[Working data start]

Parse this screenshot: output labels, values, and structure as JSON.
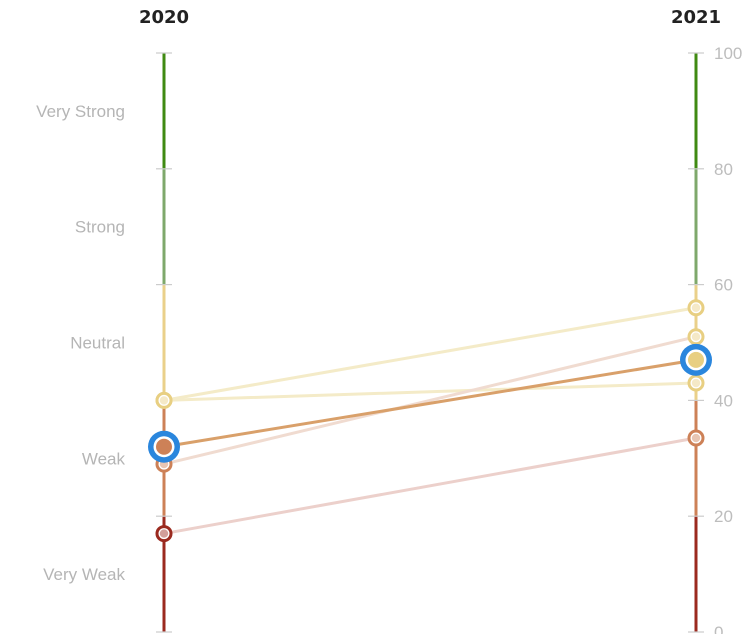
{
  "chart_data": {
    "type": "slope",
    "title": "",
    "x": [
      "2020",
      "2021"
    ],
    "yaxis": {
      "ylim": [
        0,
        100
      ],
      "ticks": [
        0,
        20,
        40,
        60,
        80,
        100
      ]
    },
    "bands": [
      {
        "label": "Very Weak",
        "range": [
          0,
          20
        ],
        "color": "#9b2a1f"
      },
      {
        "label": "Weak",
        "range": [
          20,
          40
        ],
        "color": "#cd8157"
      },
      {
        "label": "Neutral",
        "range": [
          40,
          60
        ],
        "color": "#ead08a"
      },
      {
        "label": "Strong",
        "range": [
          60,
          80
        ],
        "color": "#7ea86b"
      },
      {
        "label": "Very Strong",
        "range": [
          80,
          100
        ],
        "color": "#3f8a12"
      }
    ],
    "series": [
      {
        "values": [
          40,
          56
        ],
        "color": "#f4ebc8",
        "point_color": "#e8cf82",
        "highlighted": false
      },
      {
        "values": [
          40,
          43
        ],
        "color": "#f4ebc8",
        "point_color": "#e8cf82",
        "highlighted": false
      },
      {
        "values": [
          29,
          51
        ],
        "color": "#f0dbd0",
        "point_color": "#e8cf82",
        "start_point_color": "#cd8157",
        "highlighted": false
      },
      {
        "values": [
          17,
          33.5
        ],
        "color": "#ecd0cb",
        "point_color": "#cd8157",
        "start_point_color": "#9b2a1f",
        "highlighted": false
      },
      {
        "values": [
          32,
          47
        ],
        "color": "#d9a06a",
        "point_color": "#e8cf82",
        "start_point_color": "#cd8157",
        "highlighted": true
      }
    ],
    "highlight_color": "#2a86dd",
    "band_label_color": "#b5b5b5",
    "tick_label_color": "#bdbdbd"
  }
}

[Working data end]

■ The task
Set every line down exactly as written, leaving each picture out.

■ Task output
Parse this screenshot: output labels, values, and structure as JSON.
{
  "chart_data": {
    "type": "slope",
    "title": "",
    "x": [
      "2020",
      "2021"
    ],
    "yaxis": {
      "ylim": [
        0,
        100
      ],
      "ticks": [
        0,
        20,
        40,
        60,
        80,
        100
      ]
    },
    "bands": [
      {
        "label": "Very Weak",
        "range": [
          0,
          20
        ],
        "color": "#9b2a1f"
      },
      {
        "label": "Weak",
        "range": [
          20,
          40
        ],
        "color": "#cd8157"
      },
      {
        "label": "Neutral",
        "range": [
          40,
          60
        ],
        "color": "#ead08a"
      },
      {
        "label": "Strong",
        "range": [
          60,
          80
        ],
        "color": "#7ea86b"
      },
      {
        "label": "Very Strong",
        "range": [
          80,
          100
        ],
        "color": "#3f8a12"
      }
    ],
    "series": [
      {
        "values": [
          40,
          56
        ],
        "color": "#f4ebc8",
        "point_color": "#e8cf82",
        "highlighted": false
      },
      {
        "values": [
          40,
          43
        ],
        "color": "#f4ebc8",
        "point_color": "#e8cf82",
        "highlighted": false
      },
      {
        "values": [
          29,
          51
        ],
        "color": "#f0dbd0",
        "point_color": "#e8cf82",
        "start_point_color": "#cd8157",
        "highlighted": false
      },
      {
        "values": [
          17,
          33.5
        ],
        "color": "#ecd0cb",
        "point_color": "#cd8157",
        "start_point_color": "#9b2a1f",
        "highlighted": false
      },
      {
        "values": [
          32,
          47
        ],
        "color": "#d9a06a",
        "point_color": "#e8cf82",
        "start_point_color": "#cd8157",
        "highlighted": true
      }
    ],
    "highlight_color": "#2a86dd",
    "band_label_color": "#b5b5b5",
    "tick_label_color": "#bdbdbd"
  }
}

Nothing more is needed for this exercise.